Requirements:
Without the images, write out all of the following entries exactly.
===== Exercise inputs =====
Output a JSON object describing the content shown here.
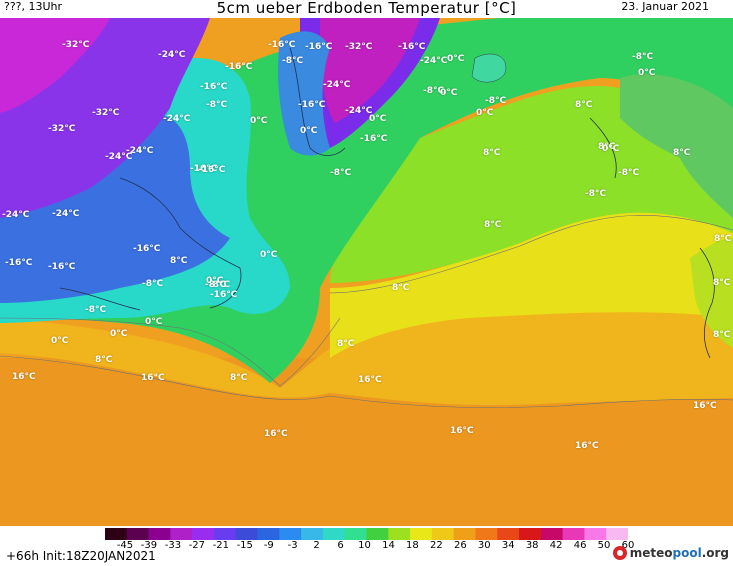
{
  "header": {
    "left_text": "???, 13Uhr",
    "title": "5cm ueber Erdboden Temperatur [°C]",
    "date": "23. Januar 2021"
  },
  "footer": {
    "forecast": "+66h Init:18Z20JAN2021",
    "logo": {
      "brand_a": "meteo",
      "brand_b": "pool",
      "suffix": ".org"
    }
  },
  "colorbar": {
    "ticks": [
      "-45",
      "-39",
      "-33",
      "-27",
      "-21",
      "-15",
      "-9",
      "-3",
      "2",
      "6",
      "10",
      "14",
      "18",
      "22",
      "26",
      "30",
      "34",
      "38",
      "42",
      "46",
      "50",
      "60"
    ],
    "colors": [
      "#2d0016",
      "#5c0050",
      "#8c0090",
      "#b020c8",
      "#9a2cf0",
      "#6a3cf0",
      "#3c4cd8",
      "#2a66e0",
      "#2a8cf0",
      "#38b8e8",
      "#30d8c8",
      "#30e090",
      "#40d040",
      "#9ce020",
      "#e8e818",
      "#f0c818",
      "#f0a018",
      "#f07818",
      "#e84818",
      "#d81818",
      "#c80868",
      "#e838b8",
      "#f878e8",
      "#f8b8f0"
    ]
  },
  "map": {
    "labels": [
      {
        "t": "-32°C"
      },
      {
        "t": "-24°C"
      },
      {
        "t": "-16°C"
      },
      {
        "t": "-16°C"
      },
      {
        "t": "-8°C"
      },
      {
        "t": "-16°C"
      },
      {
        "t": "-32°C"
      },
      {
        "t": "-16°C"
      },
      {
        "t": "-24°C"
      },
      {
        "t": "0°C"
      },
      {
        "t": "-8°C"
      },
      {
        "t": "0°C"
      },
      {
        "t": "-16°C"
      },
      {
        "t": "-24°C"
      },
      {
        "t": "-8°C"
      },
      {
        "t": "0°C"
      },
      {
        "t": "-8°C"
      },
      {
        "t": "-32°C"
      },
      {
        "t": "-24°C"
      },
      {
        "t": "-8°C"
      },
      {
        "t": "0°C"
      },
      {
        "t": "-24°C"
      },
      {
        "t": "-16°C"
      },
      {
        "t": "0°C"
      },
      {
        "t": "-32°C"
      },
      {
        "t": "0°C"
      },
      {
        "t": "-24°C"
      },
      {
        "t": "-16°C"
      },
      {
        "t": "-16°C"
      },
      {
        "t": "0°C"
      },
      {
        "t": "8°C"
      },
      {
        "t": "-24°C"
      },
      {
        "t": "-8°C"
      },
      {
        "t": "-16°C"
      },
      {
        "t": "8°C"
      },
      {
        "t": "8°C"
      },
      {
        "t": "8°C"
      },
      {
        "t": "0°C"
      },
      {
        "t": "-8°C"
      },
      {
        "t": "-24°C"
      },
      {
        "t": "-8°C"
      },
      {
        "t": "-24°C"
      },
      {
        "t": "-16°C"
      },
      {
        "t": "-16°C"
      },
      {
        "t": "8°C"
      },
      {
        "t": "0°C"
      },
      {
        "t": "8°C"
      },
      {
        "t": "-8°C"
      },
      {
        "t": "-16°C"
      },
      {
        "t": "-8°C"
      },
      {
        "t": "8°C"
      },
      {
        "t": "-8°C"
      },
      {
        "t": "-8°C"
      },
      {
        "t": "0°C"
      },
      {
        "t": "8°C"
      },
      {
        "t": "0°C"
      },
      {
        "t": "0°C"
      },
      {
        "t": "0°C"
      },
      {
        "t": "8°C"
      },
      {
        "t": "8°C"
      },
      {
        "t": "16°C"
      },
      {
        "t": "16°C"
      },
      {
        "t": "8°C"
      },
      {
        "t": "16°C"
      },
      {
        "t": "16°C"
      },
      {
        "t": "16°C"
      },
      {
        "t": "16°C"
      },
      {
        "t": "16°C"
      },
      {
        "t": "8°C"
      },
      {
        "t": "8°C"
      },
      {
        "t": "-16°C"
      }
    ]
  }
}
=====
The answer:
Output a JSON object describing the content shown here.
{
  "header": {
    "left_text": "???, 13Uhr",
    "title": "5cm ueber Erdboden Temperatur [°C]",
    "date": "23. Januar 2021"
  },
  "footer": {
    "forecast": "+66h Init:18Z20JAN2021",
    "logo": {
      "brand_a": "meteo",
      "brand_b": "pool",
      "suffix": ".org"
    }
  },
  "colorbar": {
    "ticks": [
      "-45",
      "-39",
      "-33",
      "-27",
      "-21",
      "-15",
      "-9",
      "-3",
      "2",
      "6",
      "10",
      "14",
      "18",
      "22",
      "26",
      "30",
      "34",
      "38",
      "42",
      "46",
      "50",
      "60"
    ],
    "colors": [
      "#2d0016",
      "#5c0050",
      "#8c0090",
      "#b020c8",
      "#9a2cf0",
      "#6a3cf0",
      "#3c4cd8",
      "#2a66e0",
      "#2a8cf0",
      "#38b8e8",
      "#30d8c8",
      "#30e090",
      "#40d040",
      "#9ce020",
      "#e8e818",
      "#f0c818",
      "#f0a018",
      "#f07818",
      "#e84818",
      "#d81818",
      "#c80868",
      "#e838b8",
      "#f878e8",
      "#f8b8f0"
    ]
  },
  "map": {
    "labels": [
      {
        "t": "-32°C"
      },
      {
        "t": "-24°C"
      },
      {
        "t": "-16°C"
      },
      {
        "t": "-16°C"
      },
      {
        "t": "-8°C"
      },
      {
        "t": "-16°C"
      },
      {
        "t": "-32°C"
      },
      {
        "t": "-16°C"
      },
      {
        "t": "-24°C"
      },
      {
        "t": "0°C"
      },
      {
        "t": "-8°C"
      },
      {
        "t": "0°C"
      },
      {
        "t": "-16°C"
      },
      {
        "t": "-24°C"
      },
      {
        "t": "-8°C"
      },
      {
        "t": "0°C"
      },
      {
        "t": "-8°C"
      },
      {
        "t": "-32°C"
      },
      {
        "t": "-24°C"
      },
      {
        "t": "-8°C"
      },
      {
        "t": "0°C"
      },
      {
        "t": "-24°C"
      },
      {
        "t": "-16°C"
      },
      {
        "t": "0°C"
      },
      {
        "t": "-32°C"
      },
      {
        "t": "0°C"
      },
      {
        "t": "-24°C"
      },
      {
        "t": "-16°C"
      },
      {
        "t": "-16°C"
      },
      {
        "t": "0°C"
      },
      {
        "t": "8°C"
      },
      {
        "t": "-24°C"
      },
      {
        "t": "-8°C"
      },
      {
        "t": "-16°C"
      },
      {
        "t": "8°C"
      },
      {
        "t": "8°C"
      },
      {
        "t": "8°C"
      },
      {
        "t": "0°C"
      },
      {
        "t": "-8°C"
      },
      {
        "t": "-24°C"
      },
      {
        "t": "-8°C"
      },
      {
        "t": "-24°C"
      },
      {
        "t": "-16°C"
      },
      {
        "t": "-16°C"
      },
      {
        "t": "8°C"
      },
      {
        "t": "0°C"
      },
      {
        "t": "8°C"
      },
      {
        "t": "-8°C"
      },
      {
        "t": "-16°C"
      },
      {
        "t": "-8°C"
      },
      {
        "t": "8°C"
      },
      {
        "t": "-8°C"
      },
      {
        "t": "-8°C"
      },
      {
        "t": "0°C"
      },
      {
        "t": "8°C"
      },
      {
        "t": "0°C"
      },
      {
        "t": "0°C"
      },
      {
        "t": "0°C"
      },
      {
        "t": "8°C"
      },
      {
        "t": "8°C"
      },
      {
        "t": "16°C"
      },
      {
        "t": "16°C"
      },
      {
        "t": "8°C"
      },
      {
        "t": "16°C"
      },
      {
        "t": "16°C"
      },
      {
        "t": "16°C"
      },
      {
        "t": "16°C"
      },
      {
        "t": "16°C"
      },
      {
        "t": "8°C"
      },
      {
        "t": "8°C"
      },
      {
        "t": "-16°C"
      }
    ]
  }
}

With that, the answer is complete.